▶ **Task brief**: Update everything from the start of the listing down to the line containing "synopsis-line: Cependant, quand" by putting "series-name-line" in place of "collection-name-line", leaving all else unchanged.

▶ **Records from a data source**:
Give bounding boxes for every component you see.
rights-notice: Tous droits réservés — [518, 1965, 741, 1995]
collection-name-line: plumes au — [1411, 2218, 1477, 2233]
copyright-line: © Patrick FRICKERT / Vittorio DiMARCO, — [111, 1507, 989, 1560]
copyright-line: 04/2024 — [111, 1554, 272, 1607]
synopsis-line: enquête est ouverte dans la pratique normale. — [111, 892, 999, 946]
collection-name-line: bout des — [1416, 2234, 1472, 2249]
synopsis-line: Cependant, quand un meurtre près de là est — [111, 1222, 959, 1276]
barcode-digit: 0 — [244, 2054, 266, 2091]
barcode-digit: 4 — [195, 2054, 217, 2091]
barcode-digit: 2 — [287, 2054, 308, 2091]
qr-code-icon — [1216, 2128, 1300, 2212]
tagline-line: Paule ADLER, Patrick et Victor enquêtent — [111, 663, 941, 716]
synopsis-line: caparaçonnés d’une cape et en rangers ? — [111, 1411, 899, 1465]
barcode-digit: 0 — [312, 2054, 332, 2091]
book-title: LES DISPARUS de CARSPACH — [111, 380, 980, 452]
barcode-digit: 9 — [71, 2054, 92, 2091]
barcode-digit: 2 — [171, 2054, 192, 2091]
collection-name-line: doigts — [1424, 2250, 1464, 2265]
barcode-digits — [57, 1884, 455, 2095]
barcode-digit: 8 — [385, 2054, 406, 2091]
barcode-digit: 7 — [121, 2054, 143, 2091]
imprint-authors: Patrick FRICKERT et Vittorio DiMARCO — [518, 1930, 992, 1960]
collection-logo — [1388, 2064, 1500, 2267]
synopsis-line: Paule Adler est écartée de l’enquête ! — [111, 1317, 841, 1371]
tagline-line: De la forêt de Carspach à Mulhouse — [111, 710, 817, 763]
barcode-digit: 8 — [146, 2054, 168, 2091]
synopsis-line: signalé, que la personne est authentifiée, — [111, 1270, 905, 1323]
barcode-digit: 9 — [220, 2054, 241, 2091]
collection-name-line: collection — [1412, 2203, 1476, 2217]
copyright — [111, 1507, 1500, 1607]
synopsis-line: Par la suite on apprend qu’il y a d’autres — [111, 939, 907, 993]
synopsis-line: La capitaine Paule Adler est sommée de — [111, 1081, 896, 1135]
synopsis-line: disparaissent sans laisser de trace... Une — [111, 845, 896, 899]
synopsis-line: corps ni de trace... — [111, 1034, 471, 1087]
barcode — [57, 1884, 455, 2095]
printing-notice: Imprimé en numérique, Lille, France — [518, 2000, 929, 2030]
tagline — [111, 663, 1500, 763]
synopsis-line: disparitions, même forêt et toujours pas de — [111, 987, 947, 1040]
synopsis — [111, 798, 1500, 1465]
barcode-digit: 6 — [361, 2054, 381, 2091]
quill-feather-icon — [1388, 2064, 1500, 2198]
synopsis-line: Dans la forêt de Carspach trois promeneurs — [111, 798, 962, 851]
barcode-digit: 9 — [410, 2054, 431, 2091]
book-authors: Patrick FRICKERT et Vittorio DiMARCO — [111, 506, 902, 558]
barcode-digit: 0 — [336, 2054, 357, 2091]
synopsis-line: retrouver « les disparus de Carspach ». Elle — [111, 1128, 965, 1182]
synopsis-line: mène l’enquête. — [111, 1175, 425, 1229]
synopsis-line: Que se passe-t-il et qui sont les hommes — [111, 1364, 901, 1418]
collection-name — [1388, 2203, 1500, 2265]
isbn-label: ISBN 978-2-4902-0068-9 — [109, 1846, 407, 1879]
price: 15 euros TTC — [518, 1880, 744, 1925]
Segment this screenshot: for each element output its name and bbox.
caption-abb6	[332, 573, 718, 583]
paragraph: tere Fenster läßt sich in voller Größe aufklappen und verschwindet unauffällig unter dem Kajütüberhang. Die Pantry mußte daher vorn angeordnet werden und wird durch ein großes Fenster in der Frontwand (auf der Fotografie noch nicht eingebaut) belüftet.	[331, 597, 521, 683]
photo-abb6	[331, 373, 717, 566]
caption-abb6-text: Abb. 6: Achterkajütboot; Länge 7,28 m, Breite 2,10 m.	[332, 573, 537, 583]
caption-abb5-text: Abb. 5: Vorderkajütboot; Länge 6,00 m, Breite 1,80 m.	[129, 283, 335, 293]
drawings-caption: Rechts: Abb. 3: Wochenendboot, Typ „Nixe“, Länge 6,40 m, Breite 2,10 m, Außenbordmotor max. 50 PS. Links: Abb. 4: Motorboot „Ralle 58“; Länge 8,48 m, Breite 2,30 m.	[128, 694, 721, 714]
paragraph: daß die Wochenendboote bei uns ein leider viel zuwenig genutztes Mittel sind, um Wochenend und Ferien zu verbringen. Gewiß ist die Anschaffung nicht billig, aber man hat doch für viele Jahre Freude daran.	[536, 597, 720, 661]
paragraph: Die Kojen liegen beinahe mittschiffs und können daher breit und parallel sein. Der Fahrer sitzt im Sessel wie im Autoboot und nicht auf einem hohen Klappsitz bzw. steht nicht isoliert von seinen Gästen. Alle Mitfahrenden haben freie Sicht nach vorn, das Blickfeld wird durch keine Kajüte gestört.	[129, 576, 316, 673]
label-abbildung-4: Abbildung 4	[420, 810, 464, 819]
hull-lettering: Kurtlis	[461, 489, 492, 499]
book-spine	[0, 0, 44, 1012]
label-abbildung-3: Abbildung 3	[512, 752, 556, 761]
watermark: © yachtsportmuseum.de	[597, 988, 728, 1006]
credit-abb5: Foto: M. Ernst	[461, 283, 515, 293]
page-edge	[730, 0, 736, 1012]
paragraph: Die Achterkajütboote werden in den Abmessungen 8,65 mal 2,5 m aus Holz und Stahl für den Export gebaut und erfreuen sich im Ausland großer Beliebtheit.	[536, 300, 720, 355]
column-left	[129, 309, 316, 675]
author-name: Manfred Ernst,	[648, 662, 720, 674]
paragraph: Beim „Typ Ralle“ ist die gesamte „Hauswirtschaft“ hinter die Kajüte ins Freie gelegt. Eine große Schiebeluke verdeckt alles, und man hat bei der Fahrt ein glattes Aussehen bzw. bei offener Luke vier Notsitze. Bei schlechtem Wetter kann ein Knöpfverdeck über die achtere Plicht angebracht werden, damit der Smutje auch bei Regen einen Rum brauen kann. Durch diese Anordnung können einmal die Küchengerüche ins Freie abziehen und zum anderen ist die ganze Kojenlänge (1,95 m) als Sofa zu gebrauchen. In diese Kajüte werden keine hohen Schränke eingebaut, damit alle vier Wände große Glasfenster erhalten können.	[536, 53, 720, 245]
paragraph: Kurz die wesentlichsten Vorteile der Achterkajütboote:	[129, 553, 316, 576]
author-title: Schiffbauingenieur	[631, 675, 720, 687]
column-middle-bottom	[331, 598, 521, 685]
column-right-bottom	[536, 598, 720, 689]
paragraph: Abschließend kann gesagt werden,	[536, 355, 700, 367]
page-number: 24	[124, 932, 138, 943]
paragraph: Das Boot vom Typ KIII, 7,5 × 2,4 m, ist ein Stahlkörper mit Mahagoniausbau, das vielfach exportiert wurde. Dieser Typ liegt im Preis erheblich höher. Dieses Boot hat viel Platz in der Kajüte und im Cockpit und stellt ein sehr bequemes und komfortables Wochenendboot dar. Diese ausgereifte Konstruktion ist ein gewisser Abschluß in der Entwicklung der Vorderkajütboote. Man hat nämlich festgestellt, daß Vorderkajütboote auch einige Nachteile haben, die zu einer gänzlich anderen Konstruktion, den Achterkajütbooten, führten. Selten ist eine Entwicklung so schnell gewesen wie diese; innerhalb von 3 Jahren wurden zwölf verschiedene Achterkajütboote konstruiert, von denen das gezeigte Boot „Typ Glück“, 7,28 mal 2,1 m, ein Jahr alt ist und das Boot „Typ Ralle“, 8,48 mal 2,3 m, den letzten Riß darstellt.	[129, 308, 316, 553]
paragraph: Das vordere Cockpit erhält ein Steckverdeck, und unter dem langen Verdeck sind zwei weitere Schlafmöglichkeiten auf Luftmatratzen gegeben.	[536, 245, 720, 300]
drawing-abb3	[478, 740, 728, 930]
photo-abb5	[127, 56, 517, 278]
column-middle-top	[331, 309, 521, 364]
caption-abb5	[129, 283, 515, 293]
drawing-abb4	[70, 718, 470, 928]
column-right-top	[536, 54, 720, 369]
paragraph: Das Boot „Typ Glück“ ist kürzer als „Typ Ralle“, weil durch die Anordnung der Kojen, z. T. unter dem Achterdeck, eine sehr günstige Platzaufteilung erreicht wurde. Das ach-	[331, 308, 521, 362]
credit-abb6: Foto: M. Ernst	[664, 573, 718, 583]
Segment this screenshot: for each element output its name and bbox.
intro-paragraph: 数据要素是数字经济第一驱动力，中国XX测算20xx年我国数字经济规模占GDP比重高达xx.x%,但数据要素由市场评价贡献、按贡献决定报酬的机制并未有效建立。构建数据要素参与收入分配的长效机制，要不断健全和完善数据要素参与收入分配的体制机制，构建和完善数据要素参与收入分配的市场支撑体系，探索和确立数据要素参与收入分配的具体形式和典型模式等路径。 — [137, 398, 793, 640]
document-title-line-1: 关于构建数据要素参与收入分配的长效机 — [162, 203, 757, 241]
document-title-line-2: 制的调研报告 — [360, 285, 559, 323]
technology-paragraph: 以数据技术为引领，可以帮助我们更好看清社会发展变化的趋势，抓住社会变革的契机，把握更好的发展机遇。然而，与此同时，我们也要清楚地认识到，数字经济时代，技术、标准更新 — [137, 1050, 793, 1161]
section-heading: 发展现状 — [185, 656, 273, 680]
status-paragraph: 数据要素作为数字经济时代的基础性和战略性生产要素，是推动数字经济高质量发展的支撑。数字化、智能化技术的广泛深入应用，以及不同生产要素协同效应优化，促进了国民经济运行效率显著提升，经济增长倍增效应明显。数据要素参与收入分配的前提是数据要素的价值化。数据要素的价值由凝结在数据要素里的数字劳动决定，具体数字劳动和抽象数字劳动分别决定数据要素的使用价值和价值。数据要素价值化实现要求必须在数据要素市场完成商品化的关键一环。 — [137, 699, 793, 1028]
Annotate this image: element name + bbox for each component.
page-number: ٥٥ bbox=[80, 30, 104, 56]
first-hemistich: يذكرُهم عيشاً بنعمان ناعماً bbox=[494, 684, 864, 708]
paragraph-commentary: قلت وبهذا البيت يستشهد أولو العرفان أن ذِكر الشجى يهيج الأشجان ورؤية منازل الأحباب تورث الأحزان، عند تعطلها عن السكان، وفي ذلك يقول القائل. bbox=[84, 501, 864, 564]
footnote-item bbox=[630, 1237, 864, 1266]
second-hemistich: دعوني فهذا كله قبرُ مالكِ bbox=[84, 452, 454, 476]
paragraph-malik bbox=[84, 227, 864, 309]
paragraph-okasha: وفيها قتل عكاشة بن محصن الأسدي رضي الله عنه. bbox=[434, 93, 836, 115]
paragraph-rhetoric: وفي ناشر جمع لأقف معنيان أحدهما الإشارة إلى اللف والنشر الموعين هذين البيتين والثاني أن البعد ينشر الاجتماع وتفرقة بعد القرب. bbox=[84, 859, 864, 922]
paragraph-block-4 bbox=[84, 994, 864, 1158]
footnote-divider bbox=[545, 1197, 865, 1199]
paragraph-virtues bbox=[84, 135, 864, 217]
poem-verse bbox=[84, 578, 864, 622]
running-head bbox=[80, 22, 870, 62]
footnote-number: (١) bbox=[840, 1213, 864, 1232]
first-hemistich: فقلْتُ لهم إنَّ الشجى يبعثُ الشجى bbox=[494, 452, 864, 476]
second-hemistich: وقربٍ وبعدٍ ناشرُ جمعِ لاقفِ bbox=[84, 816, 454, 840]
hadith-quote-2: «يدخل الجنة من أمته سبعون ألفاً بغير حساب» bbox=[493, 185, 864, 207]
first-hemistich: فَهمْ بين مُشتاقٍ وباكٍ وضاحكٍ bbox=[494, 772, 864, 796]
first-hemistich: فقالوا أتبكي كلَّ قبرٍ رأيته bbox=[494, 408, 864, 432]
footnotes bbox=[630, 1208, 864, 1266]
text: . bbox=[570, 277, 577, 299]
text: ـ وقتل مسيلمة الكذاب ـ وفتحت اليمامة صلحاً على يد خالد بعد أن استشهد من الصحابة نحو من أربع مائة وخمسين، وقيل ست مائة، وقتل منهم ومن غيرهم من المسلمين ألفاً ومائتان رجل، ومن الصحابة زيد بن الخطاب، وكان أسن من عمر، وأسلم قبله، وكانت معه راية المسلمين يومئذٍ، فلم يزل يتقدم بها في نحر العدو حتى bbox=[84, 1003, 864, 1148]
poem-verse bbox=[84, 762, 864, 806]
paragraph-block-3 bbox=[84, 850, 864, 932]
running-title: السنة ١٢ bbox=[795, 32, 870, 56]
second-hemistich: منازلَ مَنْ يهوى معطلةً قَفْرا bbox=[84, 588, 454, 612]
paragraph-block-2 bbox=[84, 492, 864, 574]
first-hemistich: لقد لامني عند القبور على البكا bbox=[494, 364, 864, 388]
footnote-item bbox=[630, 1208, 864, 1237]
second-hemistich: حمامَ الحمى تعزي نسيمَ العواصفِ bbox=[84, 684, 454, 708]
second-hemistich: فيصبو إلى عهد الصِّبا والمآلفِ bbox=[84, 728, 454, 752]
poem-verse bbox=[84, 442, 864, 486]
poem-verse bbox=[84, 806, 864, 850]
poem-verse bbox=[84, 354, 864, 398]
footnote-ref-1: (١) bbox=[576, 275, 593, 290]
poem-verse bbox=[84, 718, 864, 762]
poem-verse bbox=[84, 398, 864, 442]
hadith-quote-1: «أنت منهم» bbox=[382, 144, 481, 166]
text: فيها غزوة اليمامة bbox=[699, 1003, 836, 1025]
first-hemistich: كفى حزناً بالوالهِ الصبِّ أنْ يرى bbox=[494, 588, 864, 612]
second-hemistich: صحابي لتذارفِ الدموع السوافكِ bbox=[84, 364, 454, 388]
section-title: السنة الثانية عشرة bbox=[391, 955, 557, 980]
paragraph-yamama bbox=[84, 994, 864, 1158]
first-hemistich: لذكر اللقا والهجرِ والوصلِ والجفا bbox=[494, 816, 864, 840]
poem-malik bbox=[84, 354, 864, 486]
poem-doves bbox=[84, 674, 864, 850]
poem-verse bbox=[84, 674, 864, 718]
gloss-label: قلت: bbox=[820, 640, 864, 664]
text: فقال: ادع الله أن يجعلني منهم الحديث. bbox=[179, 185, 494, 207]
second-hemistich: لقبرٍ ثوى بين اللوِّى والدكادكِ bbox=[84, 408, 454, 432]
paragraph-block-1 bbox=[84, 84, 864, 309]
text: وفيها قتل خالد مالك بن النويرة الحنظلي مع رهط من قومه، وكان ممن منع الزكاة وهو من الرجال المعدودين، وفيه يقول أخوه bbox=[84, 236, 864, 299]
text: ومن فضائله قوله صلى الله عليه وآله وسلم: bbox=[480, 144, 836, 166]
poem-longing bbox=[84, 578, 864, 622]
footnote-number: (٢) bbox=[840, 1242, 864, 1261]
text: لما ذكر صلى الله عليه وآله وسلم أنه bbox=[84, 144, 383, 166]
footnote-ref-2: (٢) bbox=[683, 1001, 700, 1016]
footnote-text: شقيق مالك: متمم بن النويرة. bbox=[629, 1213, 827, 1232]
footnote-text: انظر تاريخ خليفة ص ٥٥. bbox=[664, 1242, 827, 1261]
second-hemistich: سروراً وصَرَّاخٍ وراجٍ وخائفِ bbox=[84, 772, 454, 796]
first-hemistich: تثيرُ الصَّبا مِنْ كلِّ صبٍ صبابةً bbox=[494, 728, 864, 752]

▶ **Solution to this task**:
Give bounding boxes for every component you see.
rights-notice: Tous droits réservés — [518, 1965, 741, 1995]
series-name-line: plumes au — [1411, 2218, 1477, 2233]
copyright-line: © Patrick FRICKERT / Vittorio DiMARCO, — [111, 1507, 989, 1560]
copyright-line: 04/2024 — [111, 1554, 272, 1607]
synopsis-line: enquête est ouverte dans la pratique normale. — [111, 892, 999, 946]
series-name-line: bout des — [1416, 2234, 1472, 2249]
synopsis-line: Cependant, quand un meurtre près de là est — [111, 1222, 959, 1276]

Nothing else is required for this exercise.